*WHAT THE TASK ASKS:* Beneath this sentence is a set of records; write each of them out exactly.

##### DATA #####

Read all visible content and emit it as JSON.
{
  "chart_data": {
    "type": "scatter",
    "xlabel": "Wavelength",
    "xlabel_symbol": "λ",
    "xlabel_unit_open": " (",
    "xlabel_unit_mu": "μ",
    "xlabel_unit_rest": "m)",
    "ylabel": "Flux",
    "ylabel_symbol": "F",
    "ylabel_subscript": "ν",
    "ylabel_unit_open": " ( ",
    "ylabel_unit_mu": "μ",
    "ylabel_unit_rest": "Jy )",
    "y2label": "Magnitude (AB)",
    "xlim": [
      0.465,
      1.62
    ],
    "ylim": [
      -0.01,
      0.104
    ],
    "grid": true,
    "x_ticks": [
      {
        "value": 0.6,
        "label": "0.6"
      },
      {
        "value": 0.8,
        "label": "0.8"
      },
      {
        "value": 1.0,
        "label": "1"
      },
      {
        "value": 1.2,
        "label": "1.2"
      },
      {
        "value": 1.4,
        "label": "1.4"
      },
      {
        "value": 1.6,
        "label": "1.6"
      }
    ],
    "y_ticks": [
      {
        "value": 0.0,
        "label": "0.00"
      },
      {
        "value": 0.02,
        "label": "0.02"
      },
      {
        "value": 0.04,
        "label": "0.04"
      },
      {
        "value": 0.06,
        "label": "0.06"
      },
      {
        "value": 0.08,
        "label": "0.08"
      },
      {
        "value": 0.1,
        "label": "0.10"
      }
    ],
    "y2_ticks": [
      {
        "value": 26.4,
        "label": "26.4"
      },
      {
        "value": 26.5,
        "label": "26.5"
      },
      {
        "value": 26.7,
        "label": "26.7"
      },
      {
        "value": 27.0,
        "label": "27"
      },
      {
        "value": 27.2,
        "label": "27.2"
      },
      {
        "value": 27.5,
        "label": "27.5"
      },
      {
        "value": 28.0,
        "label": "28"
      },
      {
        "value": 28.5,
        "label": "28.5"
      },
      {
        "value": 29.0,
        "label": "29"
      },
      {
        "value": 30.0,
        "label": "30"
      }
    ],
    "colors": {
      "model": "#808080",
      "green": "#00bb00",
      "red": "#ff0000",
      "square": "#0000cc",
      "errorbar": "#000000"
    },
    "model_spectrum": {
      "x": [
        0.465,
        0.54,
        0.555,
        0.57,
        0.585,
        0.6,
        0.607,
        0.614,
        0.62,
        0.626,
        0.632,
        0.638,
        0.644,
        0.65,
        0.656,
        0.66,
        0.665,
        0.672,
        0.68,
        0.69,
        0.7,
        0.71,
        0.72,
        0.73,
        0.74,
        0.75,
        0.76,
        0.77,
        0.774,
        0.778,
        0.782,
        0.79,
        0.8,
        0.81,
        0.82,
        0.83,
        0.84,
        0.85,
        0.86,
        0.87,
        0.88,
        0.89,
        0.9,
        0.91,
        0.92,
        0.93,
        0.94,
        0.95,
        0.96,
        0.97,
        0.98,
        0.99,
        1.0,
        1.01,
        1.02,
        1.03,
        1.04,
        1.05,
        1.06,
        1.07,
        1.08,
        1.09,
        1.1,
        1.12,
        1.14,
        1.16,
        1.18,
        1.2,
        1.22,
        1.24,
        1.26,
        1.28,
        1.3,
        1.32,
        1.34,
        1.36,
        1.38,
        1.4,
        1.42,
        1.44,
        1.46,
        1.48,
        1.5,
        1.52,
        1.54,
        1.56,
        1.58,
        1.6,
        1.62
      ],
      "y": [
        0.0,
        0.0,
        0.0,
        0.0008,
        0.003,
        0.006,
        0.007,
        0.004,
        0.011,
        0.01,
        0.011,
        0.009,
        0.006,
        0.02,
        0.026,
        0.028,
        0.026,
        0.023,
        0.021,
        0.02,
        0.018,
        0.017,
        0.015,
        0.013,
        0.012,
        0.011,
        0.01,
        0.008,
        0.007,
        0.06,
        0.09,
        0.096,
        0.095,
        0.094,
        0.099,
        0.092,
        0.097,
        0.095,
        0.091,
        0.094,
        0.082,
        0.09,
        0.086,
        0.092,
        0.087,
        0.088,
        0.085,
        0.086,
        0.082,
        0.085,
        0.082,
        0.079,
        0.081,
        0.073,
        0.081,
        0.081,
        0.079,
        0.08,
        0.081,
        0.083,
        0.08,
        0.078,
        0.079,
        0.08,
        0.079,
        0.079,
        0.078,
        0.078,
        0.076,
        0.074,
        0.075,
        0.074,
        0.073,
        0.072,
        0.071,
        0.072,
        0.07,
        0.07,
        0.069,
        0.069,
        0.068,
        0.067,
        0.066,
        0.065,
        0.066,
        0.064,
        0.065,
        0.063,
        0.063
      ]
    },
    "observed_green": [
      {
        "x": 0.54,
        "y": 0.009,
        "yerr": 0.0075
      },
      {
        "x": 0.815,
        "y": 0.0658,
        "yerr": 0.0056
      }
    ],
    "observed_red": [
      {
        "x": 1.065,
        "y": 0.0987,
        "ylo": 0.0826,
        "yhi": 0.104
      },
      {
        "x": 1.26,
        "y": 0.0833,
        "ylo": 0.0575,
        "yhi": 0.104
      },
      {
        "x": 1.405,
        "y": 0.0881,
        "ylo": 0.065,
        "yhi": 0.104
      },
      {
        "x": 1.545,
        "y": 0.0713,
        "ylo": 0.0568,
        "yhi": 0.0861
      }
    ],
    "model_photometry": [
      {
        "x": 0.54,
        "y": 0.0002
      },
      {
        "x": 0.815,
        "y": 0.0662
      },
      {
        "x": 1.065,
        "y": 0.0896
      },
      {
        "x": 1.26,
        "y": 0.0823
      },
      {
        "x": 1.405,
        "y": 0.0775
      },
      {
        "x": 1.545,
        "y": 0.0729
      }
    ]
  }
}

#####

*RESULT OF THE EXERCISE:*
Read all visible content and emit it as JSON.
{
  "chart_data": {
    "type": "scatter",
    "xlabel": "Wavelength",
    "xlabel_symbol": "λ",
    "xlabel_unit_open": " (",
    "xlabel_unit_mu": "μ",
    "xlabel_unit_rest": "m)",
    "ylabel": "Flux",
    "ylabel_symbol": "F",
    "ylabel_subscript": "ν",
    "ylabel_unit_open": " ( ",
    "ylabel_unit_mu": "μ",
    "ylabel_unit_rest": "Jy )",
    "y2label": "Magnitude (AB)",
    "xlim": [
      0.465,
      1.62
    ],
    "ylim": [
      -0.01,
      0.104
    ],
    "grid": true,
    "x_ticks": [
      {
        "value": 0.6,
        "label": "0.6"
      },
      {
        "value": 0.8,
        "label": "0.8"
      },
      {
        "value": 1.0,
        "label": "1"
      },
      {
        "value": 1.2,
        "label": "1.2"
      },
      {
        "value": 1.4,
        "label": "1.4"
      },
      {
        "value": 1.6,
        "label": "1.6"
      }
    ],
    "y_ticks": [
      {
        "value": 0.0,
        "label": "0.00"
      },
      {
        "value": 0.02,
        "label": "0.02"
      },
      {
        "value": 0.04,
        "label": "0.04"
      },
      {
        "value": 0.06,
        "label": "0.06"
      },
      {
        "value": 0.08,
        "label": "0.08"
      },
      {
        "value": 0.1,
        "label": "0.10"
      }
    ],
    "y2_ticks": [
      {
        "value": 26.4,
        "label": "26.4"
      },
      {
        "value": 26.5,
        "label": "26.5"
      },
      {
        "value": 26.7,
        "label": "26.7"
      },
      {
        "value": 27.0,
        "label": "27"
      },
      {
        "value": 27.2,
        "label": "27.2"
      },
      {
        "value": 27.5,
        "label": "27.5"
      },
      {
        "value": 28.0,
        "label": "28"
      },
      {
        "value": 28.5,
        "label": "28.5"
      },
      {
        "value": 29.0,
        "label": "29"
      },
      {
        "value": 30.0,
        "label": "30"
      }
    ],
    "colors": {
      "model": "#808080",
      "green": "#00bb00",
      "red": "#ff0000",
      "square": "#0000cc",
      "errorbar": "#000000"
    },
    "model_spectrum": {
      "x": [
        0.465,
        0.54,
        0.555,
        0.57,
        0.585,
        0.6,
        0.607,
        0.614,
        0.62,
        0.626,
        0.632,
        0.638,
        0.644,
        0.65,
        0.656,
        0.66,
        0.665,
        0.672,
        0.68,
        0.69,
        0.7,
        0.71,
        0.72,
        0.73,
        0.74,
        0.75,
        0.76,
        0.77,
        0.774,
        0.778,
        0.782,
        0.79,
        0.8,
        0.81,
        0.82,
        0.83,
        0.84,
        0.85,
        0.86,
        0.87,
        0.88,
        0.89,
        0.9,
        0.91,
        0.92,
        0.93,
        0.94,
        0.95,
        0.96,
        0.97,
        0.98,
        0.99,
        1.0,
        1.01,
        1.02,
        1.03,
        1.04,
        1.05,
        1.06,
        1.07,
        1.08,
        1.09,
        1.1,
        1.12,
        1.14,
        1.16,
        1.18,
        1.2,
        1.22,
        1.24,
        1.26,
        1.28,
        1.3,
        1.32,
        1.34,
        1.36,
        1.38,
        1.4,
        1.42,
        1.44,
        1.46,
        1.48,
        1.5,
        1.52,
        1.54,
        1.56,
        1.58,
        1.6,
        1.62
      ],
      "y": [
        0.0,
        0.0,
        0.0,
        0.0008,
        0.003,
        0.006,
        0.007,
        0.004,
        0.011,
        0.01,
        0.011,
        0.009,
        0.006,
        0.02,
        0.026,
        0.028,
        0.026,
        0.023,
        0.021,
        0.02,
        0.018,
        0.017,
        0.015,
        0.013,
        0.012,
        0.011,
        0.01,
        0.008,
        0.007,
        0.06,
        0.09,
        0.096,
        0.095,
        0.094,
        0.099,
        0.092,
        0.097,
        0.095,
        0.091,
        0.094,
        0.082,
        0.09,
        0.086,
        0.092,
        0.087,
        0.088,
        0.085,
        0.086,
        0.082,
        0.085,
        0.082,
        0.079,
        0.081,
        0.073,
        0.081,
        0.081,
        0.079,
        0.08,
        0.081,
        0.083,
        0.08,
        0.078,
        0.079,
        0.08,
        0.079,
        0.079,
        0.078,
        0.078,
        0.076,
        0.074,
        0.075,
        0.074,
        0.073,
        0.072,
        0.071,
        0.072,
        0.07,
        0.07,
        0.069,
        0.069,
        0.068,
        0.067,
        0.066,
        0.065,
        0.066,
        0.064,
        0.065,
        0.063,
        0.063
      ]
    },
    "observed_green": [
      {
        "x": 0.54,
        "y": 0.009,
        "yerr": 0.0075
      },
      {
        "x": 0.815,
        "y": 0.0658,
        "yerr": 0.0056
      }
    ],
    "observed_red": [
      {
        "x": 1.065,
        "y": 0.0987,
        "ylo": 0.0826,
        "yhi": 0.104
      },
      {
        "x": 1.26,
        "y": 0.0833,
        "ylo": 0.0575,
        "yhi": 0.104
      },
      {
        "x": 1.405,
        "y": 0.0881,
        "ylo": 0.065,
        "yhi": 0.104
      },
      {
        "x": 1.545,
        "y": 0.0713,
        "ylo": 0.0568,
        "yhi": 0.0861
      }
    ],
    "model_photometry": [
      {
        "x": 0.54,
        "y": 0.0002
      },
      {
        "x": 0.815,
        "y": 0.0662
      },
      {
        "x": 1.065,
        "y": 0.0896
      },
      {
        "x": 1.26,
        "y": 0.0823
      },
      {
        "x": 1.405,
        "y": 0.0775
      },
      {
        "x": 1.545,
        "y": 0.0729
      }
    ]
  }
}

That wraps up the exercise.